Improving Driving Safety for Seniors

On behalf of Gordon Law Offices, Ltd.   |  Jan 08, 2021   |  Car Accidents
Senior lady driving a vintage car

Physical changes linked to aging can interfere with a person’s driving ability. Nevertheless, seniors can learn how their driving abilities may change and take several steps to stay safe on the road. Here are some useful safety tips for senior drivers.

Daylight Driving

Older adults can have vision problems at night. Glare from oncoming vehicle headlights and the general darkness can make it harder to see when driving. In the 2018 Chicago Crash Summary Report, about 59% of the city’s 121 fatal crashes occurred in the dark. Seniors should drive during the daylight hours as much as possible to increase visibility.

Driver-Assist Technology

Today’s cars come with technologies that make driving easier and help reduce crashes. Some of the driver-assist technologies that are beneficial for older drivers include:

  • Parking assist
  • Forward collision warning
  • Navigation assistance
  • Lane violation warning

Knowing Medications

Some medications tend to reduce alertness and cause drowsiness. Such drugs can affect an older driver’s safety, even when he or she is feeling fine. Reading medication labels is essential for knowing the expected side effects. Senior drivers can also review their medications with pharmacists or their primary care providers to determine if they can cause unsafe driving.

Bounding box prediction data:
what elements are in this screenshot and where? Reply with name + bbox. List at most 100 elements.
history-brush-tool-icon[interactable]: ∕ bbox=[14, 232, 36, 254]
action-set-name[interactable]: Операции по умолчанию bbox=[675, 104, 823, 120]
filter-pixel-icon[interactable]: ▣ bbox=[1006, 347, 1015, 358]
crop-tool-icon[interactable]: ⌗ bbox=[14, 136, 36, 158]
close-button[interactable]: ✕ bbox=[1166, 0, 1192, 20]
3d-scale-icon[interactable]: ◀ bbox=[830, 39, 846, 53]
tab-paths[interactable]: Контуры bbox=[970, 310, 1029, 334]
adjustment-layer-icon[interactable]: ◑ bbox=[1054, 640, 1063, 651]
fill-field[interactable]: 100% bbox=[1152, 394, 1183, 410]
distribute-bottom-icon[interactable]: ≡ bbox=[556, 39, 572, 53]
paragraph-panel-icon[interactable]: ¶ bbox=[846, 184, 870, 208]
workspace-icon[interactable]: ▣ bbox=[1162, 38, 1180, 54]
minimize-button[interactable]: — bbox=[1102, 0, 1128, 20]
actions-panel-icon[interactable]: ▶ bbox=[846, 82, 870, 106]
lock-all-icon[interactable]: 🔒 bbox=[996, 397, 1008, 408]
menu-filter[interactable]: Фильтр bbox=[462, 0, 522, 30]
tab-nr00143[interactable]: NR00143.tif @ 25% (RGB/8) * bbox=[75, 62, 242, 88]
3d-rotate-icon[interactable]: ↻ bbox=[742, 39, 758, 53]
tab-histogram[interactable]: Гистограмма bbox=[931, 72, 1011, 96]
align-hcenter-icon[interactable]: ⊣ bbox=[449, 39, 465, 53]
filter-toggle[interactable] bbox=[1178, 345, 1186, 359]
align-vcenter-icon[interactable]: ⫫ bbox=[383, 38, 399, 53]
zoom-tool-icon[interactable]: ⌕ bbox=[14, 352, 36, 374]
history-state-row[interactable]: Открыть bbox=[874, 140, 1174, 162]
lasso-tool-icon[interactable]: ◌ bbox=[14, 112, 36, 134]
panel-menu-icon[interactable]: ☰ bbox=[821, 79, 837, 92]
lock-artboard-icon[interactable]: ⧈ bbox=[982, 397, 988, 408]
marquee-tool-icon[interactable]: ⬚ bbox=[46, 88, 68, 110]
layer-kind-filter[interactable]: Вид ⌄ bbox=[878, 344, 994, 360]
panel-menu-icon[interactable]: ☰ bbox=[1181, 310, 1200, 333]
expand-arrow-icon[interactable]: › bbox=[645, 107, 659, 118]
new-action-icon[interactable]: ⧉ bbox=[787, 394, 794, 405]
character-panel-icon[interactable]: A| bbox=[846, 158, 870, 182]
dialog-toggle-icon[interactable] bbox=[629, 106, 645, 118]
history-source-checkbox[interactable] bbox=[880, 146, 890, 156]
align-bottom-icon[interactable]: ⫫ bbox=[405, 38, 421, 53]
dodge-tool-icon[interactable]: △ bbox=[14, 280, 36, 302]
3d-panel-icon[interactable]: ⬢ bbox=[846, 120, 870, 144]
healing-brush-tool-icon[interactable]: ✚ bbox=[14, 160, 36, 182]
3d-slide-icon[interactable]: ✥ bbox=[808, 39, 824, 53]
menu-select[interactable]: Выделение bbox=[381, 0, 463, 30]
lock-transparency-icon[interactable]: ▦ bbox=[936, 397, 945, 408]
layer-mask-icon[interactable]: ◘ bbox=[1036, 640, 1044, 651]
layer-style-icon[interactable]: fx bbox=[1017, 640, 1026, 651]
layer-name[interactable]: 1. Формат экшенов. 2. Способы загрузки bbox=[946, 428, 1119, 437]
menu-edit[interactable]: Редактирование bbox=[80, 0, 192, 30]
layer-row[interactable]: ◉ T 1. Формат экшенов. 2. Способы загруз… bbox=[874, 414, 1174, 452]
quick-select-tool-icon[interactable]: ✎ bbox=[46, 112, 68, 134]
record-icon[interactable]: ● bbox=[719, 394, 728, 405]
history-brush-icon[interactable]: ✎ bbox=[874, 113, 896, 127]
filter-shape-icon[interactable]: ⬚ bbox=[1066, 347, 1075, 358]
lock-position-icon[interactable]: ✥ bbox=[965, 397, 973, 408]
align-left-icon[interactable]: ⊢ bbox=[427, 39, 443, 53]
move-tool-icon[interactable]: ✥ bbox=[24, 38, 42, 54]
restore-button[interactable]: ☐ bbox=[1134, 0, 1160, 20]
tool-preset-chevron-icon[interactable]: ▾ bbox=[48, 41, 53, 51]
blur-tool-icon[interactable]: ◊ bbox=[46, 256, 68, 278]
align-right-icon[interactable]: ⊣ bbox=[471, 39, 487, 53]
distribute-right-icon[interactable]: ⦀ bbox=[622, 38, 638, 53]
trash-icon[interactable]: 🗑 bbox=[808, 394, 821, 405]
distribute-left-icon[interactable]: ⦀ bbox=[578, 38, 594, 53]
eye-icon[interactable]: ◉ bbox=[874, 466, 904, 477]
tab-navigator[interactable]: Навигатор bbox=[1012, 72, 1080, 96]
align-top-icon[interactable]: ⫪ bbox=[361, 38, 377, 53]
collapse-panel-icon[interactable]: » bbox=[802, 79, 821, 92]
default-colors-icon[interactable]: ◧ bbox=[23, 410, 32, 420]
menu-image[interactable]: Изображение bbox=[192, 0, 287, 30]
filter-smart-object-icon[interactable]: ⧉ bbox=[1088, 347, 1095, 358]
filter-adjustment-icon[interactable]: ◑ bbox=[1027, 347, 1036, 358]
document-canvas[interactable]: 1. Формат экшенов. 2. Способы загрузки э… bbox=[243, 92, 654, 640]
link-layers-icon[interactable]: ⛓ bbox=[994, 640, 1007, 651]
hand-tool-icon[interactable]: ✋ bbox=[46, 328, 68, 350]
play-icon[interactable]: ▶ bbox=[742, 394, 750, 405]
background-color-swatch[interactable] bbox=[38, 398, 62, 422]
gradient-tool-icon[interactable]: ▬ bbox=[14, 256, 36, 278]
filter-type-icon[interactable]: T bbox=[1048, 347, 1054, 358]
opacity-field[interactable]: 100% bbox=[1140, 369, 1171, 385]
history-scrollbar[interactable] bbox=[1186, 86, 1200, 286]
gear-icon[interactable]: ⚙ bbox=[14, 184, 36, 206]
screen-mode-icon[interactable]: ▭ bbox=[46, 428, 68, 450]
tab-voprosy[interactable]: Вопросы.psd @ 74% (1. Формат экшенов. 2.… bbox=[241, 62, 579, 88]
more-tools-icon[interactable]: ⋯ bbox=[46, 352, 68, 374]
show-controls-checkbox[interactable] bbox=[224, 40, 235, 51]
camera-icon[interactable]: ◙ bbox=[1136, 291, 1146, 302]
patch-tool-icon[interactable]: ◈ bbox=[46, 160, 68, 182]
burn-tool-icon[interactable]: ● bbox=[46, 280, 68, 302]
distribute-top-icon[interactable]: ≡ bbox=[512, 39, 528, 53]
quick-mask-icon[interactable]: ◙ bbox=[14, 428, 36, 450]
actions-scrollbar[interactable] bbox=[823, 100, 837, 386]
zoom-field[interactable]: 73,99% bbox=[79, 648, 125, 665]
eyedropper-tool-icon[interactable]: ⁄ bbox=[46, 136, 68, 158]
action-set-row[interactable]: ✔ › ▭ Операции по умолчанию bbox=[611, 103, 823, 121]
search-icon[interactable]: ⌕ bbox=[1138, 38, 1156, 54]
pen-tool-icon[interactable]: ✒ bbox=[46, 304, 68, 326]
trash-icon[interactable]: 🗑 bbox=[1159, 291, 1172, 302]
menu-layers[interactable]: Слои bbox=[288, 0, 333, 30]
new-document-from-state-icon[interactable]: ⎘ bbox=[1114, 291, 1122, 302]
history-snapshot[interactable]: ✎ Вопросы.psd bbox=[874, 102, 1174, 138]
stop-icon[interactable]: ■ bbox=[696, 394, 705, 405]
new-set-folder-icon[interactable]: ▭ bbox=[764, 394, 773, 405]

APPLY WHAT YOU READ:
a - Reproduce the article on senior driving safety from "Older adults can" up to and including "to increase visibility.", substituting "Dazzle" for "Glare".
b - According to the article on senior driving safety, what share of Chicago's fatal crashes in the 2018 Chicago Crash Summary Report occurred in the dark?
c - Carry on the article on senior driving safety from the point where it stops.
The entries are independent material and have no connection to the article on senior driving safety.

EXPECTED OUTPUTS:
a -
Older adults can have vision problems at night. Dazzle from oncoming vehicle headlights and the general darkness can make it harder to see when driving. In the 2018 Chicago Crash Summary Report, about 59% of the city’s 121 fatal crashes occurred in the dark. Seniors should drive during the daylight hours as much as possible to increase visibility.

b - About 59% of the city's 121 fatal crashes occurred in the dark.

c -
Avoiding Drinking and Driving

Drunk driving is one of the most common causes of car accidents. Seniors should never drive after drinking alcohol. The body’s ability to process alcohol can change with age. Even a single cocktail or glass of wine can make driving unsafe for seniors. Alcohol can also interact with medications in different ways, making even minimal consumption unsafe.

Planning Before Driving

Before starting a journey, older drivers should take the time to plan their route. They should choose a path that avoids challenging merges, challenging left turns, and congested areas. According to the 2014 Illinois Crash Information for the Older Population, older drivers involved in accidents were 1.7 times more likely to have been making a left turn before the accident than other drivers.

Regular Hearing and Vision Tests

The natural decline in hearing and vision can make it more difficult for older drivers to detect hazardous conditions while driving. Regular hearing and vision tests help reduce seniors’ risk of accidents.

Age is not a barrier to driving. The key to seniors improving their driving safety is taking the necessary precautions beforehand and only driving when they are sure they are in an ideal condition to drive.